MATERIAL PROVIDED start
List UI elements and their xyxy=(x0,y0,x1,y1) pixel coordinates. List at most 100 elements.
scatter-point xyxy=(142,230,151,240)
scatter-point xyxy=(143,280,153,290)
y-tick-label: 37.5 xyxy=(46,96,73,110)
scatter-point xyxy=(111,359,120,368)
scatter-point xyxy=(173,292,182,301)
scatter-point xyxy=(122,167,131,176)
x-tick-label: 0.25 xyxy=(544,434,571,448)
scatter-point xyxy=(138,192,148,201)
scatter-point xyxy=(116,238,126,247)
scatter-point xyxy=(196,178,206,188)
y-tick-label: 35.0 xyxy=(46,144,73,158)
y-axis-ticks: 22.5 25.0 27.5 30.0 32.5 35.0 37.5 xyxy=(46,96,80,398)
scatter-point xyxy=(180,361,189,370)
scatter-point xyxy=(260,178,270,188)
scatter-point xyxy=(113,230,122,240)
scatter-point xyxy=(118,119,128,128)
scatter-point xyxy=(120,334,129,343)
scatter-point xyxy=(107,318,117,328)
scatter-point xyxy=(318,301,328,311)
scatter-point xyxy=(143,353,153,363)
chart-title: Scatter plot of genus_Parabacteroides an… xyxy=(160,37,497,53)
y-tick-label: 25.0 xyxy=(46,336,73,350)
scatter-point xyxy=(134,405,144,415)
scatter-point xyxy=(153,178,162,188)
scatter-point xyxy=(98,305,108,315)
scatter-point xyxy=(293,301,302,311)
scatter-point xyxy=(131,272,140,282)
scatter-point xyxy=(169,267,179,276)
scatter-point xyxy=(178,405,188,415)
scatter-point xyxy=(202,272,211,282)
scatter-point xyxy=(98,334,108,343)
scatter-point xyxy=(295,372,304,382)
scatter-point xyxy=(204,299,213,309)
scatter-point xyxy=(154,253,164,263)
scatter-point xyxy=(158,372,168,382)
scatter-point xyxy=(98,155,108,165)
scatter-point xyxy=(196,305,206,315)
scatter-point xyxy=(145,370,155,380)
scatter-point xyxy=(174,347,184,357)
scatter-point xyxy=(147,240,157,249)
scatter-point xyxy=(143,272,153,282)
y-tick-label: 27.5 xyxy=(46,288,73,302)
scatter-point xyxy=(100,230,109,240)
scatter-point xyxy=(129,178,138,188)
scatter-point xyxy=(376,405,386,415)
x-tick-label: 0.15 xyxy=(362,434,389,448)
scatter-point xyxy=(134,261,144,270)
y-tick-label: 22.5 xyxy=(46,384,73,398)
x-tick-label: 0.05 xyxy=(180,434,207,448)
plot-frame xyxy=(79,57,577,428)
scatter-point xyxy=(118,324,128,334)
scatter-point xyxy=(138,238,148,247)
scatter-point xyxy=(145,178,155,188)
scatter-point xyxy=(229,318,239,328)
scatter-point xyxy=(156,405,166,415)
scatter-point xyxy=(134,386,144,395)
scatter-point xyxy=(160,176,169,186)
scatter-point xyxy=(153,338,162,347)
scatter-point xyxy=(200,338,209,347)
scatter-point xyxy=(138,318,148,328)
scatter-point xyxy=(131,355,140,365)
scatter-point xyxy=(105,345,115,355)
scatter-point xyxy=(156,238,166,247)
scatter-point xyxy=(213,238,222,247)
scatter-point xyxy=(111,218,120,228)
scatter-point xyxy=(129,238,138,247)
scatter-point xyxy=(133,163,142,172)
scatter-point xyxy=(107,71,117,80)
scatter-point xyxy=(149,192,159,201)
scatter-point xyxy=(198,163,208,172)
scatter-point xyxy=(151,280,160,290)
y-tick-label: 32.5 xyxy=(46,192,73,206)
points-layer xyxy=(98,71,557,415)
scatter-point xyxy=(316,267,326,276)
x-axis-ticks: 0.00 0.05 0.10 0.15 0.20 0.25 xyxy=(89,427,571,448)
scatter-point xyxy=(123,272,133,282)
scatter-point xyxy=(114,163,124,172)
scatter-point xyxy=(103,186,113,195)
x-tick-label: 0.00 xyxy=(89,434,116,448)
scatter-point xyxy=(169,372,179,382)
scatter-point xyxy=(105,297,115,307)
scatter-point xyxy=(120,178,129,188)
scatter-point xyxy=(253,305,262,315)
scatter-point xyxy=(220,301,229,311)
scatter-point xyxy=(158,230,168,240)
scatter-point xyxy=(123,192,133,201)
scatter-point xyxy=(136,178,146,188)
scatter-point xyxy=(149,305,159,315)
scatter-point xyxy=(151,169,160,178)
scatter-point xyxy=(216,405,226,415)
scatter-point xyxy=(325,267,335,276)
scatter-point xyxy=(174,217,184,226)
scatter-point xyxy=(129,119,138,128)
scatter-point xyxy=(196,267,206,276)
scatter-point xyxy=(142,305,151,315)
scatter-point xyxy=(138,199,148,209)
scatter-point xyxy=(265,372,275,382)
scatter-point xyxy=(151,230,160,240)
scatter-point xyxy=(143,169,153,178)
MATERIAL PROVIDED end
*WHAT NEEDS TO BE DONE*
List every line of the material above that contains the string "plot". Case counts.

*WRITTEN SOLUTION*
chart-title: Scatter plot of genus_Parabacteroides an… xyxy=(160,37,497,53)
plot-frame xyxy=(79,57,577,428)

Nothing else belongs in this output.